>> begin Exercise materials

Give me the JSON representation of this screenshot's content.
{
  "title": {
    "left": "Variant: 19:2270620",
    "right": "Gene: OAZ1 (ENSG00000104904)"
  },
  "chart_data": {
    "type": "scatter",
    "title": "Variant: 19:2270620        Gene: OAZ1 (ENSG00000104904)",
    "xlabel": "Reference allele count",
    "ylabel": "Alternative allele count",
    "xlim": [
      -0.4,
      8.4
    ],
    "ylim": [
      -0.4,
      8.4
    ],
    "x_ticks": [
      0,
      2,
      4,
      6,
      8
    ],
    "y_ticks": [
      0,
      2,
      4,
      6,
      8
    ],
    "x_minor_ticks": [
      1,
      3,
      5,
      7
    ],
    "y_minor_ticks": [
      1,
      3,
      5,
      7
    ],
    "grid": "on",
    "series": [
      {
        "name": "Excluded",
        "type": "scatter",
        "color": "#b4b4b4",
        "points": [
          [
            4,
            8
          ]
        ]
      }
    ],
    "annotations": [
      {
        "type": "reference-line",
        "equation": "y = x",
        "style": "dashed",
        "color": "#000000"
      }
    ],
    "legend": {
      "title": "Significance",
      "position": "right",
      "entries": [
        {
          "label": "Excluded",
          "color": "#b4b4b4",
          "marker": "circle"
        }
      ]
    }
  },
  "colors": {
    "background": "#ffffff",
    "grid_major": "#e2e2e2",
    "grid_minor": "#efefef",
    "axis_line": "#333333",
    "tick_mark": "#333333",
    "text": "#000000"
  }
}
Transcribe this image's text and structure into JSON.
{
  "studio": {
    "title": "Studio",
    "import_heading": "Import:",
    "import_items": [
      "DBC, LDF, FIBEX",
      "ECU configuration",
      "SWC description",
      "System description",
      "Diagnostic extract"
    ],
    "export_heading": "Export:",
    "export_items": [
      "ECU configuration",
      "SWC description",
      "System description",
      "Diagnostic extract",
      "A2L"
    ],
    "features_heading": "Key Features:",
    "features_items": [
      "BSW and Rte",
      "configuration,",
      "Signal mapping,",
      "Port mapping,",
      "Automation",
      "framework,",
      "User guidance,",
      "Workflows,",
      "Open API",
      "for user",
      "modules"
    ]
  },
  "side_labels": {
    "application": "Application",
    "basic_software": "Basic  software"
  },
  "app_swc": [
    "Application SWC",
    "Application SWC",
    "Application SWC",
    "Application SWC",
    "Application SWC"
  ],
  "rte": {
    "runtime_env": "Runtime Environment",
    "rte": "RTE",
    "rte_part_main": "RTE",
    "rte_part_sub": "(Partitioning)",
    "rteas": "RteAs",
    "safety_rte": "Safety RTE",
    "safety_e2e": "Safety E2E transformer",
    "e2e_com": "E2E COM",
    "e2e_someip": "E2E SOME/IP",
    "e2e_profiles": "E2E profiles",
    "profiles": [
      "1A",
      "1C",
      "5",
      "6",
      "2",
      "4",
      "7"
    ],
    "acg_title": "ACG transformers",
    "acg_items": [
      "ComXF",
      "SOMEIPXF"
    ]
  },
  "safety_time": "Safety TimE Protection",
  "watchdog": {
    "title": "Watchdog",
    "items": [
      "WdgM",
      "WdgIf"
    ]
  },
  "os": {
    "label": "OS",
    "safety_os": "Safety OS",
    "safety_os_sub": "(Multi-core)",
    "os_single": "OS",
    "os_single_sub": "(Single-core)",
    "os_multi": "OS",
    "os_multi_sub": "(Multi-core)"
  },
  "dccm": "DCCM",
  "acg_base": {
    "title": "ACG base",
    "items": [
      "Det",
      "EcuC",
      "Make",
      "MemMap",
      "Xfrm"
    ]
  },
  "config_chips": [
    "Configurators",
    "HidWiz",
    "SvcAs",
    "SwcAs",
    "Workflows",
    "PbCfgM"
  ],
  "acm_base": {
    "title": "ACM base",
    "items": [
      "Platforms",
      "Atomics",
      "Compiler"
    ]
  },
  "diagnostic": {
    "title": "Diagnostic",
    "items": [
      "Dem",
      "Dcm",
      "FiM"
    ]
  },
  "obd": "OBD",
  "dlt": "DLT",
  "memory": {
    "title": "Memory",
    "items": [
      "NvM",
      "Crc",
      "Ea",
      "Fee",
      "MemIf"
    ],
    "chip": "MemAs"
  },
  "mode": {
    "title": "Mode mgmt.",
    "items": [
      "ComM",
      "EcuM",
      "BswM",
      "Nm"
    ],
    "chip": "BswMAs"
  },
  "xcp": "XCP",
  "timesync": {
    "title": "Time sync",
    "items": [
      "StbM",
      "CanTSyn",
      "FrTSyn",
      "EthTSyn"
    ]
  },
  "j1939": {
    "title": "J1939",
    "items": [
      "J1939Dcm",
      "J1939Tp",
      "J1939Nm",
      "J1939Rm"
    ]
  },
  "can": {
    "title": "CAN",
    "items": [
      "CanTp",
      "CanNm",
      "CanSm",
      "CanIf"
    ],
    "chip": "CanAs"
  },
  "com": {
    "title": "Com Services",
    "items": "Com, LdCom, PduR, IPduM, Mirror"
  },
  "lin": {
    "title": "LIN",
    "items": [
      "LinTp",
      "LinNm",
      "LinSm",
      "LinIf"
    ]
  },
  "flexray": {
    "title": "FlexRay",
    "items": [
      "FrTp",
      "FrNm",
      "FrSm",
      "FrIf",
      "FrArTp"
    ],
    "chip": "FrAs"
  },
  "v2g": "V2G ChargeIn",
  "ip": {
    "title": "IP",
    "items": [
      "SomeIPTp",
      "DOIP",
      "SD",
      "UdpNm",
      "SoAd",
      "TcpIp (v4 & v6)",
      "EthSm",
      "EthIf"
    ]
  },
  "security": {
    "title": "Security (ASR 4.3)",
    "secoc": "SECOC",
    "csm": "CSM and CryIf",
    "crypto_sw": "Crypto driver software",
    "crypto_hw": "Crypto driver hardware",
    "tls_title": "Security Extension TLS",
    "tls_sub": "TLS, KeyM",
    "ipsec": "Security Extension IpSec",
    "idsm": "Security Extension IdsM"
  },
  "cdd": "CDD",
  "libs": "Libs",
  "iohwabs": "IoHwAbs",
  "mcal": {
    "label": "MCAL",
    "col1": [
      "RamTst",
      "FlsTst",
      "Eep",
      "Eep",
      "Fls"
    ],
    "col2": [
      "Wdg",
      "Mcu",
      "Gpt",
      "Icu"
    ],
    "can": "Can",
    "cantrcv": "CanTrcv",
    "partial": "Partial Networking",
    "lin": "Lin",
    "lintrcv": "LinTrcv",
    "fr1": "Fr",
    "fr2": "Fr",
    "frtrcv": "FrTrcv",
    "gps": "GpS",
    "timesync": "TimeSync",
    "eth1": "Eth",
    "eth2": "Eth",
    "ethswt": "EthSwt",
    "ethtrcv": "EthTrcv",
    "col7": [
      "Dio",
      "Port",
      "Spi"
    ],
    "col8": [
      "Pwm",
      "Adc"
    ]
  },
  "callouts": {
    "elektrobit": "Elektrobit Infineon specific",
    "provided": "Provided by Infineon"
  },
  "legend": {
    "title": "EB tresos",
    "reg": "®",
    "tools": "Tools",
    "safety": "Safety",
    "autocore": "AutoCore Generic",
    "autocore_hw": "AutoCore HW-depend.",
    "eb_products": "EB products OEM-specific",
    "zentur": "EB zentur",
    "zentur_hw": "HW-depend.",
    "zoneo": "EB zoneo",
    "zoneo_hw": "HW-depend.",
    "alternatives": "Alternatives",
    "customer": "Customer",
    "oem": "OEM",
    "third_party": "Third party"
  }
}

>> end Exercise materials

# Problem:
Looking at the records above, work out how many lines include the word "allele", then give that number by itself.

# Result for this exercise:
2